**Your instructions**
Write out each line of the material again, word for word.

— start of Stored rows —

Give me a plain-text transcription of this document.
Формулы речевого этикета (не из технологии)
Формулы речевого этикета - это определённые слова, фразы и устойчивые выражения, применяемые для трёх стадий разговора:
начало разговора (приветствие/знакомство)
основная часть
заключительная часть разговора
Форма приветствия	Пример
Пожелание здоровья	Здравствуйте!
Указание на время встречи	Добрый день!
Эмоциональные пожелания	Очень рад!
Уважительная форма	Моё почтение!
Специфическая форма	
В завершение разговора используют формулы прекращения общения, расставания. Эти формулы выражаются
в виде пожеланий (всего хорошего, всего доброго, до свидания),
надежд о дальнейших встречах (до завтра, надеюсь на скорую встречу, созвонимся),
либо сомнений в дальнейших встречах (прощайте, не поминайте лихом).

— end of Stored rows —

**Written answer**
Give me a plain-text transcription of this document.
Формулы речевого этикета (не из технологии)
Формулы речевого этикета - это определённые слова, фразы и устойчивые выражения, применяемые для трёх стадий разговора:
начало разговора (приветствие/знакомство)
основная часть
заключительная часть разговора
Форма приветствия	Пример
Пожелание здоровья	Здравствуйте!
Указание на время встречи	Добрый день!
Эмоциональные пожелания	Очень рад!
Уважительная форма	Моё почтение!
Специфическая форма	
В завершение разговора используют формулы прекращения общения, расставания. Эти формулы выражаются
в виде пожеланий (всего хорошего, всего доброго, до свидания),
надежд о дальнейших встречах (до завтра, надеюсь на скорую встречу, созвонимся),
либо сомнений в дальнейших встречах (прощайте, не поминайте лихом).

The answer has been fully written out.